* _Instructions for the task_
Single out each line with the word "channel" and copy it.

═══ Material

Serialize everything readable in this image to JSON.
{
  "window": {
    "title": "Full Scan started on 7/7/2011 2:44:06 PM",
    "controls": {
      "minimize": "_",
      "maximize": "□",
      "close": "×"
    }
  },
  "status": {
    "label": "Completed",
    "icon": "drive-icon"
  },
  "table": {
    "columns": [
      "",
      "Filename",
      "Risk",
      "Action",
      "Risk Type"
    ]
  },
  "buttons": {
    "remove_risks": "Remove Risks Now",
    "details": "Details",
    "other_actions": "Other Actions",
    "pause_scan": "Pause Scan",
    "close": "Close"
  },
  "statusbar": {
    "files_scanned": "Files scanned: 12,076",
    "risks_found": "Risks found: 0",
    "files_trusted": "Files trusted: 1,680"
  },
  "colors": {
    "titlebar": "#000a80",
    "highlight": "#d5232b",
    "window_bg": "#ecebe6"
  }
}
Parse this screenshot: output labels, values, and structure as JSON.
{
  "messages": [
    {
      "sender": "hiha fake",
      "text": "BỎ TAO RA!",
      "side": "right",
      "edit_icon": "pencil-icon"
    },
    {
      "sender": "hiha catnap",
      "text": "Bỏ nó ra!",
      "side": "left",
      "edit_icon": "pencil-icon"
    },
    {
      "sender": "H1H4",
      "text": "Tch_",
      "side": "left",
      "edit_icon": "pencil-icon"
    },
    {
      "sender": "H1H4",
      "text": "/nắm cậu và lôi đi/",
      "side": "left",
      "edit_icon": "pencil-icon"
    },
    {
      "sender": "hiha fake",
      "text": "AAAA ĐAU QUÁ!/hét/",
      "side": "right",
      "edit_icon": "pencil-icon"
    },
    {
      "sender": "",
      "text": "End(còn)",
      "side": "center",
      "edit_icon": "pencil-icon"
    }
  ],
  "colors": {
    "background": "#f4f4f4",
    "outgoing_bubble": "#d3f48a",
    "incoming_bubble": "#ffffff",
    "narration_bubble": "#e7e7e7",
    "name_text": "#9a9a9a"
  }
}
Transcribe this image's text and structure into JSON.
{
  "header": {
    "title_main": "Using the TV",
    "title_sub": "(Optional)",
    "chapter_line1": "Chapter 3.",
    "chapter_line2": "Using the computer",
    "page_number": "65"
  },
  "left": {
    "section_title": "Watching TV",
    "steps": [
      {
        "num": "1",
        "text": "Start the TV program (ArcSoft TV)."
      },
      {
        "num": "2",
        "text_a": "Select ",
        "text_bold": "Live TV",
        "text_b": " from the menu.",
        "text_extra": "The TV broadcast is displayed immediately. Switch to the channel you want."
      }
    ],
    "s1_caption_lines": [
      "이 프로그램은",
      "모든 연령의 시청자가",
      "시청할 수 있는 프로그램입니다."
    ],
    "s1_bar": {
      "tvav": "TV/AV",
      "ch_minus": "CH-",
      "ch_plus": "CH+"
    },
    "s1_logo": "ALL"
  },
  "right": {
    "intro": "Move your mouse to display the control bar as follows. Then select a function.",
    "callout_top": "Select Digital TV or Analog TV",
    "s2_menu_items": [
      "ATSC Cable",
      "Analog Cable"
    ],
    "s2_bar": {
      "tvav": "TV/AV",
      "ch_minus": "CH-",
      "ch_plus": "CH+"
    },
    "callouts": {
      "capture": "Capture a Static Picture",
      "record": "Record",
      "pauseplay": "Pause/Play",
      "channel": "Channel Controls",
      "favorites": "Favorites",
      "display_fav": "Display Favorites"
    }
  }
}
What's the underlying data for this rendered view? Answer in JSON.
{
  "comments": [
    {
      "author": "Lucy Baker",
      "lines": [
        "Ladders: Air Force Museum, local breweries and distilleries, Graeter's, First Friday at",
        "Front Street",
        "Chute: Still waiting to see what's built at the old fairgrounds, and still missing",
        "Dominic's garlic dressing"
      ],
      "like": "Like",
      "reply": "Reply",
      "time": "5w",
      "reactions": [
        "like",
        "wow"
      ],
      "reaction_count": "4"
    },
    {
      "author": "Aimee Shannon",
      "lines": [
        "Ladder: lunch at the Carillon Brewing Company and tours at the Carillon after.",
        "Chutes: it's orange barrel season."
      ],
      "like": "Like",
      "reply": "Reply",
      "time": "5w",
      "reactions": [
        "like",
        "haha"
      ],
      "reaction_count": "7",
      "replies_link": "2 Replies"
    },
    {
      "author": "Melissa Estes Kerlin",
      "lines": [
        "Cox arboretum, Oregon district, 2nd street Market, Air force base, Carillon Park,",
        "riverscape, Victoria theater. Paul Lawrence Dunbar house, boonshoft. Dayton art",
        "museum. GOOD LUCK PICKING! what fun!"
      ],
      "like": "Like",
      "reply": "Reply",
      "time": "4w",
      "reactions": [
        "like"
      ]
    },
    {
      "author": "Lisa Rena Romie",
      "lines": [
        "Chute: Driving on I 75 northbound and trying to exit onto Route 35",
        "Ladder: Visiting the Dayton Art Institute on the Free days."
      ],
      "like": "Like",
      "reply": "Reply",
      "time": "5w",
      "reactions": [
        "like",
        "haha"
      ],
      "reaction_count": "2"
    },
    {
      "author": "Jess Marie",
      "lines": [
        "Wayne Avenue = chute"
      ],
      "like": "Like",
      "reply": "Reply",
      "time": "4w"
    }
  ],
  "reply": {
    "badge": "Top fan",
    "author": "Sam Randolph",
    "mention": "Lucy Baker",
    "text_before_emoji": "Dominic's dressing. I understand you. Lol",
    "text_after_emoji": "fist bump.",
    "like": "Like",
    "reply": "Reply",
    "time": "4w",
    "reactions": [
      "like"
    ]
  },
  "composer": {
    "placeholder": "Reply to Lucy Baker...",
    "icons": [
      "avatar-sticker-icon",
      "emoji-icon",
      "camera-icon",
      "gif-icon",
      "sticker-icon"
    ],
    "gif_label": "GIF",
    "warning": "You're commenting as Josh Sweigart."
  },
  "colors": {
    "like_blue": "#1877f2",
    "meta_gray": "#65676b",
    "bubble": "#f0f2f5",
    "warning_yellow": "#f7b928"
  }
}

══════

* _Output below_
        "text_extra": "The TV broadcast is displayed immediately. Switch to the channel you want."
      "channel": "Channel Controls",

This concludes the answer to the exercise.